- What this task involves:
Each entry below should be reproduced character for character.
-- Start --
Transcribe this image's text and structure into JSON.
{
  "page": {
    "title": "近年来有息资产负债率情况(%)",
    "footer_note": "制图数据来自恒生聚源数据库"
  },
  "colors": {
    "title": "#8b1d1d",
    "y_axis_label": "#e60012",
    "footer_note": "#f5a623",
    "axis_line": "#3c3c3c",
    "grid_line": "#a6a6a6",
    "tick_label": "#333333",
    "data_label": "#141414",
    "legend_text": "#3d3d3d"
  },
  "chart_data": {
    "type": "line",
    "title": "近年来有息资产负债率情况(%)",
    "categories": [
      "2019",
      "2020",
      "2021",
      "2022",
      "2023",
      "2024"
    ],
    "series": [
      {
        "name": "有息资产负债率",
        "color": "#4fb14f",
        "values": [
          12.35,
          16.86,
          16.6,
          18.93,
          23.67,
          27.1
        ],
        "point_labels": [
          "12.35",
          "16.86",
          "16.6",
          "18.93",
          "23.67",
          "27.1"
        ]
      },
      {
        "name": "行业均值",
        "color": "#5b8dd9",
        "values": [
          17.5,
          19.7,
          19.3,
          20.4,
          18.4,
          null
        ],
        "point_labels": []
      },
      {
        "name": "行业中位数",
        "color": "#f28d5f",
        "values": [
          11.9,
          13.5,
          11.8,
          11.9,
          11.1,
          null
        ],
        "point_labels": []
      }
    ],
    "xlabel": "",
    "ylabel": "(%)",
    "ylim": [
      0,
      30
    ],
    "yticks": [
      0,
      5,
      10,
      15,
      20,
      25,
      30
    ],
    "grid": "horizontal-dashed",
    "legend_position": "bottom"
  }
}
-- End --
- Exercise answer:
Transcribe this image's text and structure into JSON.
{
  "page": {
    "title": "近年来有息资产负债率情况(%)",
    "footer_note": "制图数据来自恒生聚源数据库"
  },
  "colors": {
    "title": "#8b1d1d",
    "y_axis_label": "#e60012",
    "footer_note": "#f5a623",
    "axis_line": "#3c3c3c",
    "grid_line": "#a6a6a6",
    "tick_label": "#333333",
    "data_label": "#141414",
    "legend_text": "#3d3d3d"
  },
  "chart_data": {
    "type": "line",
    "title": "近年来有息资产负债率情况(%)",
    "categories": [
      "2019",
      "2020",
      "2021",
      "2022",
      "2023",
      "2024"
    ],
    "series": [
      {
        "name": "有息资产负债率",
        "color": "#4fb14f",
        "values": [
          12.35,
          16.86,
          16.6,
          18.93,
          23.67,
          27.1
        ],
        "point_labels": [
          "12.35",
          "16.86",
          "16.6",
          "18.93",
          "23.67",
          "27.1"
        ]
      },
      {
        "name": "行业均值",
        "color": "#5b8dd9",
        "values": [
          17.5,
          19.7,
          19.3,
          20.4,
          18.4,
          null
        ],
        "point_labels": []
      },
      {
        "name": "行业中位数",
        "color": "#f28d5f",
        "values": [
          11.9,
          13.5,
          11.8,
          11.9,
          11.1,
          null
        ],
        "point_labels": []
      }
    ],
    "xlabel": "",
    "ylabel": "(%)",
    "ylim": [
      0,
      30
    ],
    "yticks": [
      0,
      5,
      10,
      15,
      20,
      25,
      30
    ],
    "grid": "horizontal-dashed",
    "legend_position": "bottom"
  }
}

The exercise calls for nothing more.